> GIVEN PROBLEM: Your task is to quote the material that follows, in full and exactly.
-- Begin SOURCE RECORDS --
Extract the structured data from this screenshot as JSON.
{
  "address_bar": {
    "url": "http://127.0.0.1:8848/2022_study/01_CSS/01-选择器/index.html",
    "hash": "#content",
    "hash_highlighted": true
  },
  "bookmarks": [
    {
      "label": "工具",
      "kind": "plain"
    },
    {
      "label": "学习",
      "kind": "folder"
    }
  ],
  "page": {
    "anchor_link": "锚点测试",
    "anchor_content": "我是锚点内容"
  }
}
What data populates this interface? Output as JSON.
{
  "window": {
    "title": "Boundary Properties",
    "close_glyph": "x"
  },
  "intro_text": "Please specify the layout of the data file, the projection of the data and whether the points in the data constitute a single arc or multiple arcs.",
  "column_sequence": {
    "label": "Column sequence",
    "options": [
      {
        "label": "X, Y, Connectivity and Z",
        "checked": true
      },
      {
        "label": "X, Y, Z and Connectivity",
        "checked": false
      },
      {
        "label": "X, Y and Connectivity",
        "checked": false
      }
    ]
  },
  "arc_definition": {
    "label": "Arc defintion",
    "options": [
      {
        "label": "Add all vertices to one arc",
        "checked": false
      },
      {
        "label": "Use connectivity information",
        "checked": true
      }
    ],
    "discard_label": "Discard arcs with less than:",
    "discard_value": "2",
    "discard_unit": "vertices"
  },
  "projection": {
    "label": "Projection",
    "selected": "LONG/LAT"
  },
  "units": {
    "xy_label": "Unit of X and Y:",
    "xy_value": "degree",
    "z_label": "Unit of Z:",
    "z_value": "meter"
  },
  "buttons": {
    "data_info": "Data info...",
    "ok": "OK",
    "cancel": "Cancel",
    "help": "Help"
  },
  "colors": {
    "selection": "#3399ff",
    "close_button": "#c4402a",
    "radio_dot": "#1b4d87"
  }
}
-- End SOURCE RECORDS --
> OUTPUT FOR THIS EXERCISE:
Extract the structured data from this screenshot as JSON.
{
  "address_bar": {
    "url": "http://127.0.0.1:8848/2022_study/01_CSS/01-选择器/index.html",
    "hash": "#content",
    "hash_highlighted": true
  },
  "bookmarks": [
    {
      "label": "工具",
      "kind": "plain"
    },
    {
      "label": "学习",
      "kind": "folder"
    }
  ],
  "page": {
    "anchor_link": "锚点测试",
    "anchor_content": "我是锚点内容"
  }
}
What data populates this interface? Output as JSON.
{
  "window": {
    "title": "Boundary Properties",
    "close_glyph": "x"
  },
  "intro_text": "Please specify the layout of the data file, the projection of the data and whether the points in the data constitute a single arc or multiple arcs.",
  "column_sequence": {
    "label": "Column sequence",
    "options": [
      {
        "label": "X, Y, Connectivity and Z",
        "checked": true
      },
      {
        "label": "X, Y, Z and Connectivity",
        "checked": false
      },
      {
        "label": "X, Y and Connectivity",
        "checked": false
      }
    ]
  },
  "arc_definition": {
    "label": "Arc defintion",
    "options": [
      {
        "label": "Add all vertices to one arc",
        "checked": false
      },
      {
        "label": "Use connectivity information",
        "checked": true
      }
    ],
    "discard_label": "Discard arcs with less than:",
    "discard_value": "2",
    "discard_unit": "vertices"
  },
  "projection": {
    "label": "Projection",
    "selected": "LONG/LAT"
  },
  "units": {
    "xy_label": "Unit of X and Y:",
    "xy_value": "degree",
    "z_label": "Unit of Z:",
    "z_value": "meter"
  },
  "buttons": {
    "data_info": "Data info...",
    "ok": "OK",
    "cancel": "Cancel",
    "help": "Help"
  },
  "colors": {
    "selection": "#3399ff",
    "close_button": "#c4402a",
    "radio_dot": "#1b4d87"
  }
}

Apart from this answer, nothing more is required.